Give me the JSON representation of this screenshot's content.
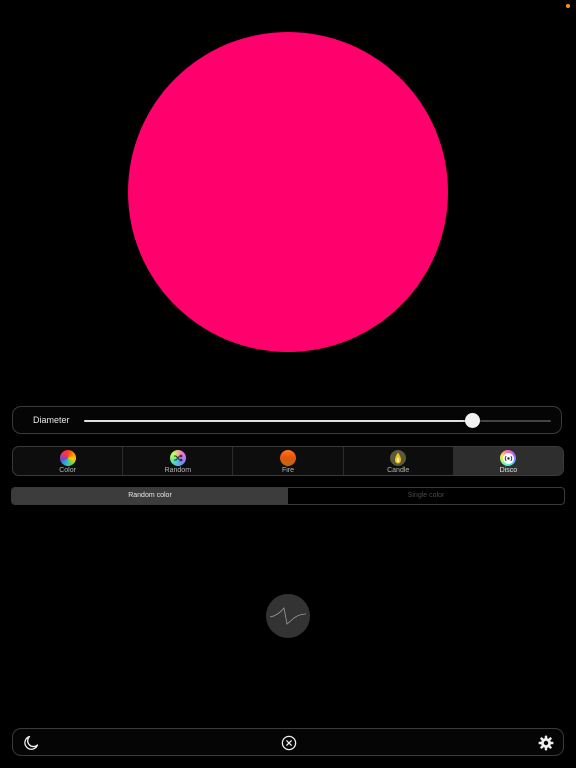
{
  "colors": {
    "light": "#ff006c",
    "status_dot": "#ff9500",
    "slider_fill": "#e0e0e0"
  },
  "diameter": {
    "label": "Diameter",
    "value": 0.83
  },
  "modes": [
    {
      "label": "Color",
      "icon": "color-wheel-icon",
      "selected": false
    },
    {
      "label": "Random",
      "icon": "shuffle-icon",
      "selected": false
    },
    {
      "label": "Fire",
      "icon": "fire-icon",
      "selected": false
    },
    {
      "label": "Candle",
      "icon": "candle-flame-icon",
      "selected": false
    },
    {
      "label": "Disco",
      "icon": "disco-icon",
      "selected": true
    }
  ],
  "color_mode": {
    "options": [
      "Random color",
      "Single color"
    ],
    "selected_index": 0
  },
  "flicker": {
    "icon": "waveform-icon"
  },
  "toolbar": {
    "left_icon": "moon-icon",
    "center_icon": "close-circle-icon",
    "right_icon": "gear-icon"
  }
}
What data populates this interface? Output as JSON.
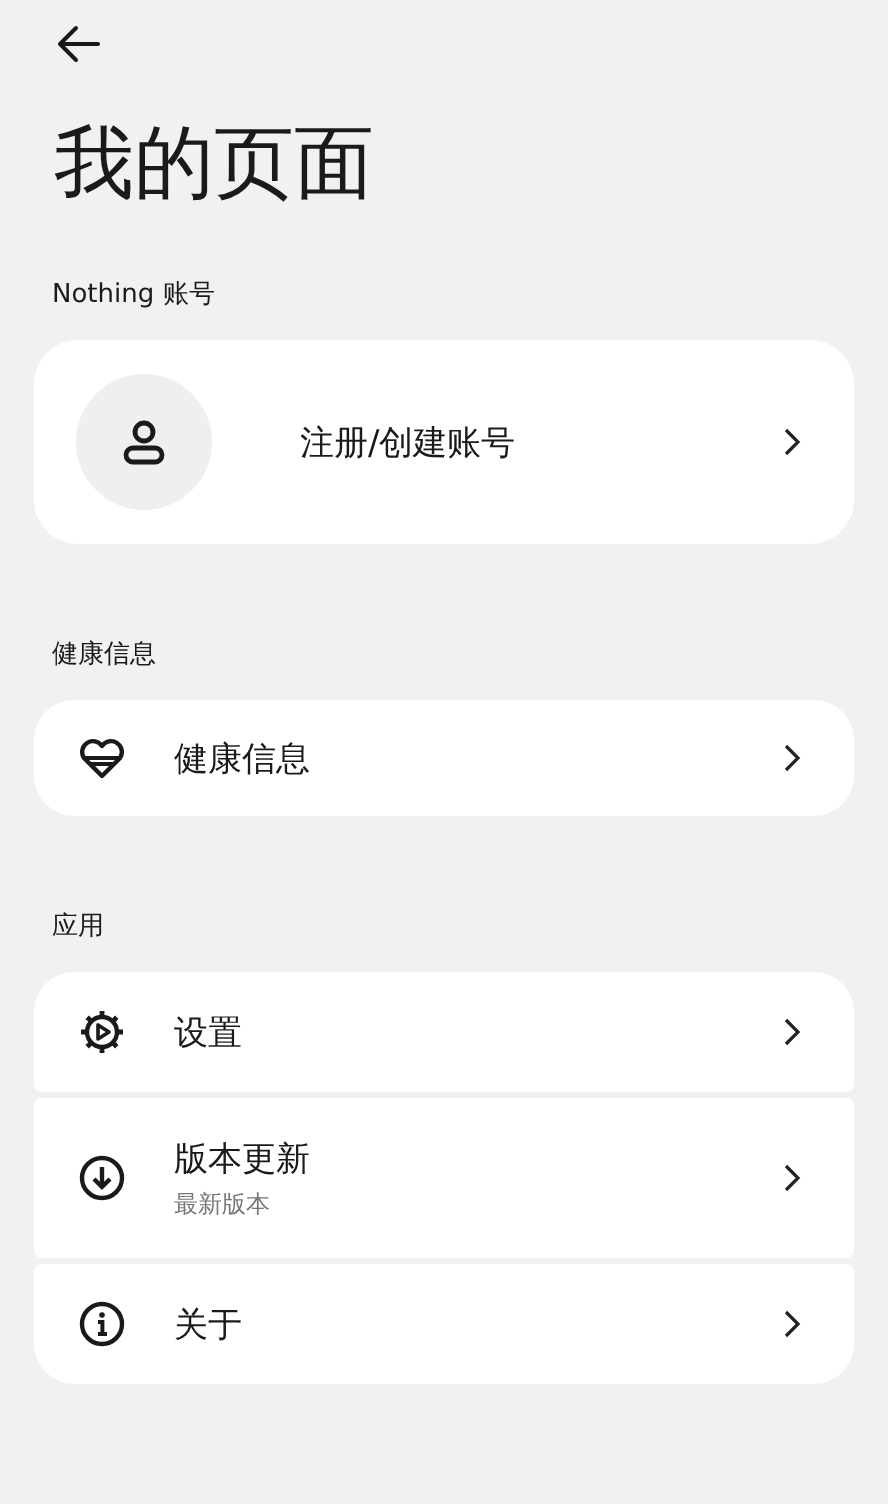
{
  "header": {
    "title": "我的页面"
  },
  "account": {
    "section_label": "Nothing 账号",
    "item": {
      "label": "注册/创建账号"
    }
  },
  "health": {
    "section_label": "健康信息",
    "item": {
      "label": "健康信息"
    }
  },
  "apps": {
    "section_label": "应用",
    "items": [
      {
        "label": "设置"
      },
      {
        "label": "版本更新",
        "subtitle": "最新版本"
      },
      {
        "label": "关于"
      }
    ]
  }
}
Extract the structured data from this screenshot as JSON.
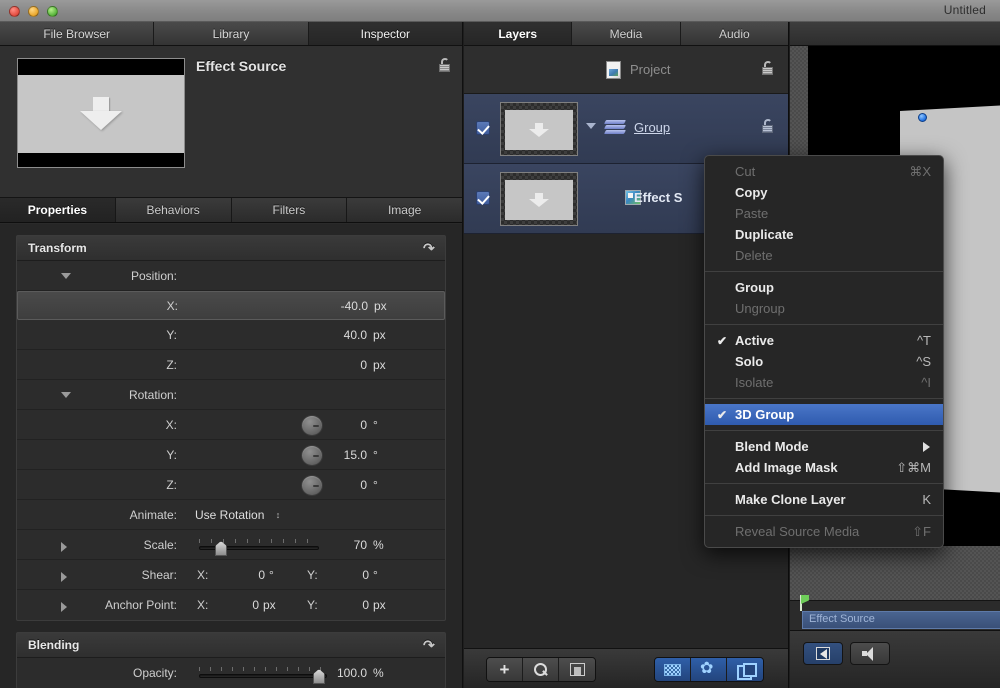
{
  "window": {
    "title": "Untitled"
  },
  "inspector": {
    "tabs": [
      {
        "label": "File Browser",
        "active": false
      },
      {
        "label": "Library",
        "active": false
      },
      {
        "label": "Inspector",
        "active": true
      }
    ],
    "header_title": "Effect Source",
    "subtabs": [
      {
        "label": "Properties",
        "active": true
      },
      {
        "label": "Behaviors",
        "active": false
      },
      {
        "label": "Filters",
        "active": false
      },
      {
        "label": "Image",
        "active": false
      }
    ],
    "transform": {
      "title": "Transform",
      "position_label": "Position:",
      "position": [
        {
          "label": "X:",
          "value": "-40.0",
          "unit": "px",
          "selected": true
        },
        {
          "label": "Y:",
          "value": "40.0",
          "unit": "px",
          "selected": false
        },
        {
          "label": "Z:",
          "value": "0",
          "unit": "px",
          "selected": false
        }
      ],
      "rotation_label": "Rotation:",
      "rotation": [
        {
          "label": "X:",
          "value": "0",
          "unit": "°"
        },
        {
          "label": "Y:",
          "value": "15.0",
          "unit": "°"
        },
        {
          "label": "Z:",
          "value": "0",
          "unit": "°"
        }
      ],
      "animate_label": "Animate:",
      "animate_value": "Use Rotation",
      "scale_label": "Scale:",
      "scale_value": "70",
      "scale_unit": "%",
      "shear_label": "Shear:",
      "shear_x_label": "X:",
      "shear_x_value": "0",
      "shear_x_unit": "°",
      "shear_y_label": "Y:",
      "shear_y_value": "0",
      "shear_y_unit": "°",
      "anchor_label": "Anchor Point:",
      "anchor_x_label": "X:",
      "anchor_x_value": "0",
      "anchor_x_unit": "px",
      "anchor_y_label": "Y:",
      "anchor_y_value": "0",
      "anchor_y_unit": "px"
    },
    "blending": {
      "title": "Blending",
      "opacity_label": "Opacity:",
      "opacity_value": "100.0",
      "opacity_unit": "%"
    }
  },
  "layers_panel": {
    "tabs": [
      {
        "label": "Layers",
        "active": true
      },
      {
        "label": "Media",
        "active": false
      },
      {
        "label": "Audio",
        "active": false
      }
    ],
    "project_row": {
      "label": "Project"
    },
    "rows": [
      {
        "name": "Group",
        "checked": true,
        "type": "group"
      },
      {
        "name": "Effect S",
        "checked": true,
        "type": "image"
      }
    ]
  },
  "context_menu": {
    "items": [
      {
        "label": "Cut",
        "shortcut": "⌘X",
        "state": "disabled",
        "check": false
      },
      {
        "label": "Copy",
        "shortcut": "",
        "state": "enabled",
        "check": false
      },
      {
        "label": "Paste",
        "shortcut": "",
        "state": "disabled",
        "check": false
      },
      {
        "label": "Duplicate",
        "shortcut": "",
        "state": "enabled",
        "check": false
      },
      {
        "label": "Delete",
        "shortcut": "",
        "state": "disabled",
        "check": false
      },
      {
        "label": "-SEP-"
      },
      {
        "label": "Group",
        "shortcut": "",
        "state": "enabled",
        "check": false
      },
      {
        "label": "Ungroup",
        "shortcut": "",
        "state": "disabled",
        "check": false
      },
      {
        "label": "-SEP-"
      },
      {
        "label": "Active",
        "shortcut": "^T",
        "state": "enabled",
        "check": true
      },
      {
        "label": "Solo",
        "shortcut": "^S",
        "state": "enabled",
        "check": false
      },
      {
        "label": "Isolate",
        "shortcut": "^I",
        "state": "disabled",
        "check": false
      },
      {
        "label": "-SEP-"
      },
      {
        "label": "3D Group",
        "shortcut": "",
        "state": "highlighted",
        "check": true
      },
      {
        "label": "-SEP-"
      },
      {
        "label": "Blend Mode",
        "shortcut": "",
        "state": "submenu",
        "check": false
      },
      {
        "label": "Add Image Mask",
        "shortcut": "⇧⌘M",
        "state": "enabled",
        "check": false
      },
      {
        "label": "-SEP-"
      },
      {
        "label": "Make Clone Layer",
        "shortcut": "K",
        "state": "enabled",
        "check": false
      },
      {
        "label": "-SEP-"
      },
      {
        "label": "Reveal Source Media",
        "shortcut": "⇧F",
        "state": "disabled",
        "check": false
      }
    ]
  },
  "timeline": {
    "clip_label": "Effect Source"
  },
  "colors": {
    "accent_blue": "#2f5bae",
    "selection_row": "#3a4560",
    "panel_bg": "#262626"
  }
}
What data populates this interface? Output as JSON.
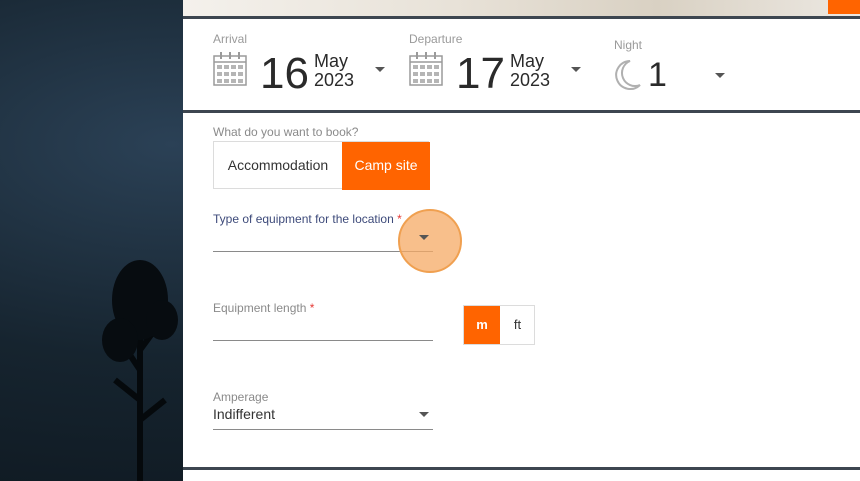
{
  "dates": {
    "arrival": {
      "label": "Arrival",
      "day": "16",
      "month": "May",
      "year": "2023"
    },
    "departure": {
      "label": "Departure",
      "day": "17",
      "month": "May",
      "year": "2023"
    },
    "night": {
      "label": "Night",
      "count": "1"
    }
  },
  "booking": {
    "question": "What do you want to book?",
    "options": [
      "Accommodation",
      "Camp site"
    ],
    "selected": "Camp site"
  },
  "equipment_type": {
    "label": "Type of equipment for the location",
    "required_mark": "*",
    "value": ""
  },
  "equipment_length": {
    "label": "Equipment length",
    "required_mark": "*",
    "value": "",
    "units": [
      "m",
      "ft"
    ],
    "selected_unit": "m"
  },
  "amperage": {
    "label": "Amperage",
    "value": "Indifferent"
  },
  "colors": {
    "accent": "#ff6400",
    "bar_border": "#3d4650"
  },
  "icons": [
    "calendar-icon",
    "moon-icon",
    "chevron-down-icon"
  ]
}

● Goal
Nothing but the pictures may be dropped; output the records above exactly.

● Response to this task
Give me the JSON representation of this screenshot's content.
{
  "colors": {
    "light": "#ff006c",
    "status_dot": "#ff9500",
    "slider_fill": "#e0e0e0"
  },
  "diameter": {
    "label": "Diameter",
    "value": 0.83
  },
  "modes": [
    {
      "label": "Color",
      "icon": "color-wheel-icon",
      "selected": false
    },
    {
      "label": "Random",
      "icon": "shuffle-icon",
      "selected": false
    },
    {
      "label": "Fire",
      "icon": "fire-icon",
      "selected": false
    },
    {
      "label": "Candle",
      "icon": "candle-flame-icon",
      "selected": false
    },
    {
      "label": "Disco",
      "icon": "disco-icon",
      "selected": true
    }
  ],
  "color_mode": {
    "options": [
      "Random color",
      "Single color"
    ],
    "selected_index": 0
  },
  "flicker": {
    "icon": "waveform-icon"
  },
  "toolbar": {
    "left_icon": "moon-icon",
    "center_icon": "close-circle-icon",
    "right_icon": "gear-icon"
  }
}
What data populates this interface? Output as JSON.
{
  "header": {
    "title": "我的页面"
  },
  "account": {
    "section_label": "Nothing 账号",
    "item": {
      "label": "注册/创建账号"
    }
  },
  "health": {
    "section_label": "健康信息",
    "item": {
      "label": "健康信息"
    }
  },
  "apps": {
    "section_label": "应用",
    "items": [
      {
        "label": "设置"
      },
      {
        "label": "版本更新",
        "subtitle": "最新版本"
      },
      {
        "label": "关于"
      }
    ]
  }
}
Extract the structured data from this screenshot as JSON.
{
  "window": {
    "title": "Untitled"
  },
  "inspector": {
    "tabs": [
      {
        "label": "File Browser",
        "active": false
      },
      {
        "label": "Library",
        "active": false
      },
      {
        "label": "Inspector",
        "active": true
      }
    ],
    "header_title": "Effect Source",
    "subtabs": [
      {
        "label": "Properties",
        "active": true
      },
      {
        "label": "Behaviors",
        "active": false
      },
      {
        "label": "Filters",
        "active": false
      },
      {
        "label": "Image",
        "active": false
      }
    ],
    "transform": {
      "title": "Transform",
      "position_label": "Position:",
      "position": [
        {
          "label": "X:",
          "value": "-40.0",
          "unit": "px",
          "selected": true
        },
        {
          "label": "Y:",
          "value": "40.0",
          "unit": "px",
          "selected": false
        },
        {
          "label": "Z:",
          "value": "0",
          "unit": "px",
          "selected": false
        }
      ],
      "rotation_label": "Rotation:",
      "rotation": [
        {
          "label": "X:",
          "value": "0",
          "unit": "°"
        },
        {
          "label": "Y:",
          "value": "15.0",
          "unit": "°"
        },
        {
          "label": "Z:",
          "value": "0",
          "unit": "°"
        }
      ],
      "animate_label": "Animate:",
      "animate_value": "Use Rotation",
      "scale_label": "Scale:",
      "scale_value": "70",
      "scale_unit": "%",
      "shear_label": "Shear:",
      "shear_x_label": "X:",
      "shear_x_value": "0",
      "shear_x_unit": "°",
      "shear_y_label": "Y:",
      "shear_y_value": "0",
      "shear_y_unit": "°",
      "anchor_label": "Anchor Point:",
      "anchor_x_label": "X:",
      "anchor_x_value": "0",
      "anchor_x_unit": "px",
      "anchor_y_label": "Y:",
      "anchor_y_value": "0",
      "anchor_y_unit": "px"
    },
    "blending": {
      "title": "Blending",
      "opacity_label": "Opacity:",
      "opacity_value": "100.0",
      "opacity_unit": "%"
    }
  },
  "layers_panel": {
    "tabs": [
      {
        "label": "Layers",
        "active": true
      },
      {
        "label": "Media",
        "active": false
      },
      {
        "label": "Audio",
        "active": false
      }
    ],
    "project_row": {
      "label": "Project"
    },
    "rows": [
      {
        "name": "Group",
        "checked": true,
        "type": "group"
      },
      {
        "name": "Effect S",
        "checked": true,
        "type": "image"
      }
    ]
  },
  "context_menu": {
    "items": [
      {
        "label": "Cut",
        "shortcut": "⌘X",
        "state": "disabled",
        "check": false
      },
      {
        "label": "Copy",
        "shortcut": "",
        "state": "enabled",
        "check": false
      },
      {
        "label": "Paste",
        "shortcut": "",
        "state": "disabled",
        "check": false
      },
      {
        "label": "Duplicate",
        "shortcut": "",
        "state": "enabled",
        "check": false
      },
      {
        "label": "Delete",
        "shortcut": "",
        "state": "disabled",
        "check": false
      },
      {
        "label": "-SEP-"
      },
      {
        "label": "Group",
        "shortcut": "",
        "state": "enabled",
        "check": false
      },
      {
        "label": "Ungroup",
        "shortcut": "",
        "state": "disabled",
        "check": false
      },
      {
        "label": "-SEP-"
      },
      {
        "label": "Active",
        "shortcut": "^T",
        "state": "enabled",
        "check": true
      },
      {
        "label": "Solo",
        "shortcut": "^S",
        "state": "enabled",
        "check": false
      },
      {
        "label": "Isolate",
        "shortcut": "^I",
        "state": "disabled",
        "check": false
      },
      {
        "label": "-SEP-"
      },
      {
        "label": "3D Group",
        "shortcut": "",
        "state": "highlighted",
        "check": true
      },
      {
        "label": "-SEP-"
      },
      {
        "label": "Blend Mode",
        "shortcut": "",
        "state": "submenu",
        "check": false
      },
      {
        "label": "Add Image Mask",
        "shortcut": "⇧⌘M",
        "state": "enabled",
        "check": false
      },
      {
        "label": "-SEP-"
      },
      {
        "label": "Make Clone Layer",
        "shortcut": "K",
        "state": "enabled",
        "check": false
      },
      {
        "label": "-SEP-"
      },
      {
        "label": "Reveal Source Media",
        "shortcut": "⇧F",
        "state": "disabled",
        "check": false
      }
    ]
  },
  "timeline": {
    "clip_label": "Effect Source"
  },
  "colors": {
    "accent_blue": "#2f5bae",
    "selection_row": "#3a4560",
    "panel_bg": "#262626"
  }
}
What data populates this interface? Output as JSON.
{
  "dates": {
    "arrival": {
      "label": "Arrival",
      "day": "16",
      "month": "May",
      "year": "2023"
    },
    "departure": {
      "label": "Departure",
      "day": "17",
      "month": "May",
      "year": "2023"
    },
    "night": {
      "label": "Night",
      "count": "1"
    }
  },
  "booking": {
    "question": "What do you want to book?",
    "options": [
      "Accommodation",
      "Camp site"
    ],
    "selected": "Camp site"
  },
  "equipment_type": {
    "label": "Type of equipment for the location",
    "required_mark": "*",
    "value": ""
  },
  "equipment_length": {
    "label": "Equipment length",
    "required_mark": "*",
    "value": "",
    "units": [
      "m",
      "ft"
    ],
    "selected_unit": "m"
  },
  "amperage": {
    "label": "Amperage",
    "value": "Indifferent"
  },
  "colors": {
    "accent": "#ff6400",
    "bar_border": "#3d4650"
  },
  "icons": [
    "calendar-icon",
    "moon-icon",
    "chevron-down-icon"
  ]
}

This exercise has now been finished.